Instruction: Tally how many lines hold the string "when". Your reply should be that number alone.
[Start of Given data]
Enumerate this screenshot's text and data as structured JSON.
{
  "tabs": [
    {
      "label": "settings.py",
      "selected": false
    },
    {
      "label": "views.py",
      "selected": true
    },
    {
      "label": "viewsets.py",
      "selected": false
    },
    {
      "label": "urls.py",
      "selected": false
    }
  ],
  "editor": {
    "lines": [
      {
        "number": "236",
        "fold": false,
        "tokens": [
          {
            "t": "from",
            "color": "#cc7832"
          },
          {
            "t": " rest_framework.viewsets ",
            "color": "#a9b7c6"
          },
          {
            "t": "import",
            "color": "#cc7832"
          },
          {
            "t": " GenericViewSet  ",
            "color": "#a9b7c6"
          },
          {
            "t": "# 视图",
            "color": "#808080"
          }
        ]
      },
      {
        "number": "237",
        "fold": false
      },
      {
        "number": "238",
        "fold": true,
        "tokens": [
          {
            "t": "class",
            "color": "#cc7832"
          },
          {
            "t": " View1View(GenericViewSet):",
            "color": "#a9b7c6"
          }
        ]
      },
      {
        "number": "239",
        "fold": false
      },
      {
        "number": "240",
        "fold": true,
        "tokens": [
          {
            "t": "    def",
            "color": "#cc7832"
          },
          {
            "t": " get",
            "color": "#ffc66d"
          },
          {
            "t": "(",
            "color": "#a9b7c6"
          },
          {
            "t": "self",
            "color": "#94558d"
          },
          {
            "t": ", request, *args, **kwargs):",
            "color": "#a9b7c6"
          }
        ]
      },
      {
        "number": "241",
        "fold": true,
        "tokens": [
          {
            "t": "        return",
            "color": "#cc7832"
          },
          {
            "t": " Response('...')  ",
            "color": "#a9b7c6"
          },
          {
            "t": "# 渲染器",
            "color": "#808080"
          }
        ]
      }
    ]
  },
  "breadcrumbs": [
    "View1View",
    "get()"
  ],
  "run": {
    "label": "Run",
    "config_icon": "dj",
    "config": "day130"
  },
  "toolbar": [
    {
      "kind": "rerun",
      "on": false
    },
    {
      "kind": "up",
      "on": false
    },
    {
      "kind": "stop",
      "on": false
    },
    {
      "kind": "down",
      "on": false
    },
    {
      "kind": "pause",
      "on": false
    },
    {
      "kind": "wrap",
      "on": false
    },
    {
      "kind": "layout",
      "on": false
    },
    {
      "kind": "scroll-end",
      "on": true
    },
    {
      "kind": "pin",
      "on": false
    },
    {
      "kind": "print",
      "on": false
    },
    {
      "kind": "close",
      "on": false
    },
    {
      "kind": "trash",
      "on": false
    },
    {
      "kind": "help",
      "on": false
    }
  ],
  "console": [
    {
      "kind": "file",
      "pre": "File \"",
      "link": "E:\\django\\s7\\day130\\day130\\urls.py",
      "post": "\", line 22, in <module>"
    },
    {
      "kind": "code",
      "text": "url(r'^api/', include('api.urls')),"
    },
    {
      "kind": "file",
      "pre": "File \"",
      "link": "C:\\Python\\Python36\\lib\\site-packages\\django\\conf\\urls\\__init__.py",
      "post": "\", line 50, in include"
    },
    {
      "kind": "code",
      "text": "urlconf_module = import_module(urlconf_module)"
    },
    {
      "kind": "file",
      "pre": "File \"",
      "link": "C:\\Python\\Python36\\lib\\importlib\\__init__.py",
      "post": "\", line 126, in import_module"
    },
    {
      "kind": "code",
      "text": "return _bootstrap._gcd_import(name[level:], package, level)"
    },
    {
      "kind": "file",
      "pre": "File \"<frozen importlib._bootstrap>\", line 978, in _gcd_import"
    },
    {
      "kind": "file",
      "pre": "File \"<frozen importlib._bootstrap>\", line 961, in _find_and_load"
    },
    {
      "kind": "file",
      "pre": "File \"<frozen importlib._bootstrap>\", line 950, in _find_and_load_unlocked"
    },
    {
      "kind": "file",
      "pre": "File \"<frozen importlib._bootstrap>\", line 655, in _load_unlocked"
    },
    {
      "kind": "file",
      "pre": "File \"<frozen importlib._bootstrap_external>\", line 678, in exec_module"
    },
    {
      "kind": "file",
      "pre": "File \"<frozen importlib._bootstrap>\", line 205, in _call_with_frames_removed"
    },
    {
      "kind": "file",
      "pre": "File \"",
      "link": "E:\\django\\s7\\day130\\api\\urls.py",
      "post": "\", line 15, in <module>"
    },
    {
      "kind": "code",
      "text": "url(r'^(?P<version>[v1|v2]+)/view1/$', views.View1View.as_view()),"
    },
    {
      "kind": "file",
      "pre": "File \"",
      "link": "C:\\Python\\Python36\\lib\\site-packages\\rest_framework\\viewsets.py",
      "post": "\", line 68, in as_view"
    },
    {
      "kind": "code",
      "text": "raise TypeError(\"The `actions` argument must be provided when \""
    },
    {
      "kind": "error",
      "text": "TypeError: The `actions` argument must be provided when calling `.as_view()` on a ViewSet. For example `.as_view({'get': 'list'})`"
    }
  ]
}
[End of Given data]
Answer in full: 2